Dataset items
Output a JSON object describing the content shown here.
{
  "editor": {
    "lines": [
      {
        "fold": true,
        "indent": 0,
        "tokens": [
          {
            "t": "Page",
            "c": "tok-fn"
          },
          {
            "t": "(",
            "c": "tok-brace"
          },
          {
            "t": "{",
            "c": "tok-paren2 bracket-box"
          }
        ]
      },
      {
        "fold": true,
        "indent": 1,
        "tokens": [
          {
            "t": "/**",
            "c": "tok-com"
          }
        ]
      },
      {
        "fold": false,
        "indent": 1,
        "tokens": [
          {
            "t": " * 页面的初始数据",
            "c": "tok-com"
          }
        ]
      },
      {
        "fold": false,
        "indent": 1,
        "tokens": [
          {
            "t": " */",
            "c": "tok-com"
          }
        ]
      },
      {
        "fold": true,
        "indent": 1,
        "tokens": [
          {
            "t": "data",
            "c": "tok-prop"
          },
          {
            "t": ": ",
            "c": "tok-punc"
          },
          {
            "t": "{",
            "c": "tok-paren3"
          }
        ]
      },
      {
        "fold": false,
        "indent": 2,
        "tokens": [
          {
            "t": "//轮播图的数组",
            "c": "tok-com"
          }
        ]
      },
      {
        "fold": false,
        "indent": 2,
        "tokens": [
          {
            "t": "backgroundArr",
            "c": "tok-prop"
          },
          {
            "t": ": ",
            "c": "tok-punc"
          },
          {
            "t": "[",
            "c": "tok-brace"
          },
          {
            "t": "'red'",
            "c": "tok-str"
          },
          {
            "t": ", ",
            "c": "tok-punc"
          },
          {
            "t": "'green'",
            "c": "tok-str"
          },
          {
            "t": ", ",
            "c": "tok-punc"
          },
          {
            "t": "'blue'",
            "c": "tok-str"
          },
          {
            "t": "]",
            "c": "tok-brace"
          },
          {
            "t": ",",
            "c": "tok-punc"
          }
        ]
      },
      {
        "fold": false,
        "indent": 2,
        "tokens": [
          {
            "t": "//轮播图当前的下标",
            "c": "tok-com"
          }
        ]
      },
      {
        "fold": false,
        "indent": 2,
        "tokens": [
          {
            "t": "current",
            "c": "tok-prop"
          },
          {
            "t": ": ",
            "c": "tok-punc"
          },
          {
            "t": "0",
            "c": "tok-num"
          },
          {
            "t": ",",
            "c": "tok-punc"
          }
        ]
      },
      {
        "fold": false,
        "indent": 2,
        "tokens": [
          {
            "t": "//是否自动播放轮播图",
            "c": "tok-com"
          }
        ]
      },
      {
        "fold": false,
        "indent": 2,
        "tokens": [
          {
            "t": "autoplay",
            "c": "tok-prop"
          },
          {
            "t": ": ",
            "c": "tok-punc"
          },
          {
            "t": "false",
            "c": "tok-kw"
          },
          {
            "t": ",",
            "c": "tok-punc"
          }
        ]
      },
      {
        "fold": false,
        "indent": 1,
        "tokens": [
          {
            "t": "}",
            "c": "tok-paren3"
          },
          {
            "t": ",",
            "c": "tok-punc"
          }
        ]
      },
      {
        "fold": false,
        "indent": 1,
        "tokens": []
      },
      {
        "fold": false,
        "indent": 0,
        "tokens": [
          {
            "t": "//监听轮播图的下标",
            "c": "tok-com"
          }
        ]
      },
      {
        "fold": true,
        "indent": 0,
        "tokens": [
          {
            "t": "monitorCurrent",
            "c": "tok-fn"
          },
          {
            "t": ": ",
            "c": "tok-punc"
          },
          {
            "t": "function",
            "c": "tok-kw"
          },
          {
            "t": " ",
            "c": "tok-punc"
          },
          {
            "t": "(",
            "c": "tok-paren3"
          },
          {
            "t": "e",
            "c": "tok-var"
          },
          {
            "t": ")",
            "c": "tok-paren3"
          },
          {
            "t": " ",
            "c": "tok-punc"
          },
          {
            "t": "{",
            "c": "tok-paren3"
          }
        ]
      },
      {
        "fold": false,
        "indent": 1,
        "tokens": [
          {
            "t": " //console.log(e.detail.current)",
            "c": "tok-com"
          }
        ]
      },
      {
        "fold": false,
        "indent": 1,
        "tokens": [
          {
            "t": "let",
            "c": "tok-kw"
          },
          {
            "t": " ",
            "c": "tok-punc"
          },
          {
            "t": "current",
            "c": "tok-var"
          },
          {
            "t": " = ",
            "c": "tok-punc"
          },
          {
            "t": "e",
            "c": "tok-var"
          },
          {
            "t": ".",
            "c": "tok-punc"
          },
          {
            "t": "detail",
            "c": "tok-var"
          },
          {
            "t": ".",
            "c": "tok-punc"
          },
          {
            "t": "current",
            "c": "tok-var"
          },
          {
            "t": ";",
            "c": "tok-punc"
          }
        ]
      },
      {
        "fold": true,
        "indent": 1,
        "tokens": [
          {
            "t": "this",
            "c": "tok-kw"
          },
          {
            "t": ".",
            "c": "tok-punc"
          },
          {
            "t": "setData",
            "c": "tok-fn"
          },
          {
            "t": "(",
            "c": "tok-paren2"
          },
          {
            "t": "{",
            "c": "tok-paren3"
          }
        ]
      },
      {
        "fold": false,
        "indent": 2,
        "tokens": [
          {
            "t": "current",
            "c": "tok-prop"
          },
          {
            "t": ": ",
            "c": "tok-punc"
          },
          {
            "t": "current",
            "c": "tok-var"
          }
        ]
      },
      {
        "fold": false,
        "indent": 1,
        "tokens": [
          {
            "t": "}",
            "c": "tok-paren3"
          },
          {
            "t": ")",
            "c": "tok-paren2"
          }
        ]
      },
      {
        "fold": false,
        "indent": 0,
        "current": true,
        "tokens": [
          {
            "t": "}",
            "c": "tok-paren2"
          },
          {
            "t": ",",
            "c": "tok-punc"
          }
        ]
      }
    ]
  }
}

- [GIVEN INSTRUCTION]:
Copy all of the data exactly.

- [EXERCISE OUTPUT]:
Output a JSON object describing the content shown here.
{
  "editor": {
    "lines": [
      {
        "fold": true,
        "indent": 0,
        "tokens": [
          {
            "t": "Page",
            "c": "tok-fn"
          },
          {
            "t": "(",
            "c": "tok-brace"
          },
          {
            "t": "{",
            "c": "tok-paren2 bracket-box"
          }
        ]
      },
      {
        "fold": true,
        "indent": 1,
        "tokens": [
          {
            "t": "/**",
            "c": "tok-com"
          }
        ]
      },
      {
        "fold": false,
        "indent": 1,
        "tokens": [
          {
            "t": " * 页面的初始数据",
            "c": "tok-com"
          }
        ]
      },
      {
        "fold": false,
        "indent": 1,
        "tokens": [
          {
            "t": " */",
            "c": "tok-com"
          }
        ]
      },
      {
        "fold": true,
        "indent": 1,
        "tokens": [
          {
            "t": "data",
            "c": "tok-prop"
          },
          {
            "t": ": ",
            "c": "tok-punc"
          },
          {
            "t": "{",
            "c": "tok-paren3"
          }
        ]
      },
      {
        "fold": false,
        "indent": 2,
        "tokens": [
          {
            "t": "//轮播图的数组",
            "c": "tok-com"
          }
        ]
      },
      {
        "fold": false,
        "indent": 2,
        "tokens": [
          {
            "t": "backgroundArr",
            "c": "tok-prop"
          },
          {
            "t": ": ",
            "c": "tok-punc"
          },
          {
            "t": "[",
            "c": "tok-brace"
          },
          {
            "t": "'red'",
            "c": "tok-str"
          },
          {
            "t": ", ",
            "c": "tok-punc"
          },
          {
            "t": "'green'",
            "c": "tok-str"
          },
          {
            "t": ", ",
            "c": "tok-punc"
          },
          {
            "t": "'blue'",
            "c": "tok-str"
          },
          {
            "t": "]",
            "c": "tok-brace"
          },
          {
            "t": ",",
            "c": "tok-punc"
          }
        ]
      },
      {
        "fold": false,
        "indent": 2,
        "tokens": [
          {
            "t": "//轮播图当前的下标",
            "c": "tok-com"
          }
        ]
      },
      {
        "fold": false,
        "indent": 2,
        "tokens": [
          {
            "t": "current",
            "c": "tok-prop"
          },
          {
            "t": ": ",
            "c": "tok-punc"
          },
          {
            "t": "0",
            "c": "tok-num"
          },
          {
            "t": ",",
            "c": "tok-punc"
          }
        ]
      },
      {
        "fold": false,
        "indent": 2,
        "tokens": [
          {
            "t": "//是否自动播放轮播图",
            "c": "tok-com"
          }
        ]
      },
      {
        "fold": false,
        "indent": 2,
        "tokens": [
          {
            "t": "autoplay",
            "c": "tok-prop"
          },
          {
            "t": ": ",
            "c": "tok-punc"
          },
          {
            "t": "false",
            "c": "tok-kw"
          },
          {
            "t": ",",
            "c": "tok-punc"
          }
        ]
      },
      {
        "fold": false,
        "indent": 1,
        "tokens": [
          {
            "t": "}",
            "c": "tok-paren3"
          },
          {
            "t": ",",
            "c": "tok-punc"
          }
        ]
      },
      {
        "fold": false,
        "indent": 1,
        "tokens": []
      },
      {
        "fold": false,
        "indent": 0,
        "tokens": [
          {
            "t": "//监听轮播图的下标",
            "c": "tok-com"
          }
        ]
      },
      {
        "fold": true,
        "indent": 0,
        "tokens": [
          {
            "t": "monitorCurrent",
            "c": "tok-fn"
          },
          {
            "t": ": ",
            "c": "tok-punc"
          },
          {
            "t": "function",
            "c": "tok-kw"
          },
          {
            "t": " ",
            "c": "tok-punc"
          },
          {
            "t": "(",
            "c": "tok-paren3"
          },
          {
            "t": "e",
            "c": "tok-var"
          },
          {
            "t": ")",
            "c": "tok-paren3"
          },
          {
            "t": " ",
            "c": "tok-punc"
          },
          {
            "t": "{",
            "c": "tok-paren3"
          }
        ]
      },
      {
        "fold": false,
        "indent": 1,
        "tokens": [
          {
            "t": " //console.log(e.detail.current)",
            "c": "tok-com"
          }
        ]
      },
      {
        "fold": false,
        "indent": 1,
        "tokens": [
          {
            "t": "let",
            "c": "tok-kw"
          },
          {
            "t": " ",
            "c": "tok-punc"
          },
          {
            "t": "current",
            "c": "tok-var"
          },
          {
            "t": " = ",
            "c": "tok-punc"
          },
          {
            "t": "e",
            "c": "tok-var"
          },
          {
            "t": ".",
            "c": "tok-punc"
          },
          {
            "t": "detail",
            "c": "tok-var"
          },
          {
            "t": ".",
            "c": "tok-punc"
          },
          {
            "t": "current",
            "c": "tok-var"
          },
          {
            "t": ";",
            "c": "tok-punc"
          }
        ]
      },
      {
        "fold": true,
        "indent": 1,
        "tokens": [
          {
            "t": "this",
            "c": "tok-kw"
          },
          {
            "t": ".",
            "c": "tok-punc"
          },
          {
            "t": "setData",
            "c": "tok-fn"
          },
          {
            "t": "(",
            "c": "tok-paren2"
          },
          {
            "t": "{",
            "c": "tok-paren3"
          }
        ]
      },
      {
        "fold": false,
        "indent": 2,
        "tokens": [
          {
            "t": "current",
            "c": "tok-prop"
          },
          {
            "t": ": ",
            "c": "tok-punc"
          },
          {
            "t": "current",
            "c": "tok-var"
          }
        ]
      },
      {
        "fold": false,
        "indent": 1,
        "tokens": [
          {
            "t": "}",
            "c": "tok-paren3"
          },
          {
            "t": ")",
            "c": "tok-paren2"
          }
        ]
      },
      {
        "fold": false,
        "indent": 0,
        "current": true,
        "tokens": [
          {
            "t": "}",
            "c": "tok-paren2"
          },
          {
            "t": ",",
            "c": "tok-punc"
          }
        ]
      }
    ]
  }
}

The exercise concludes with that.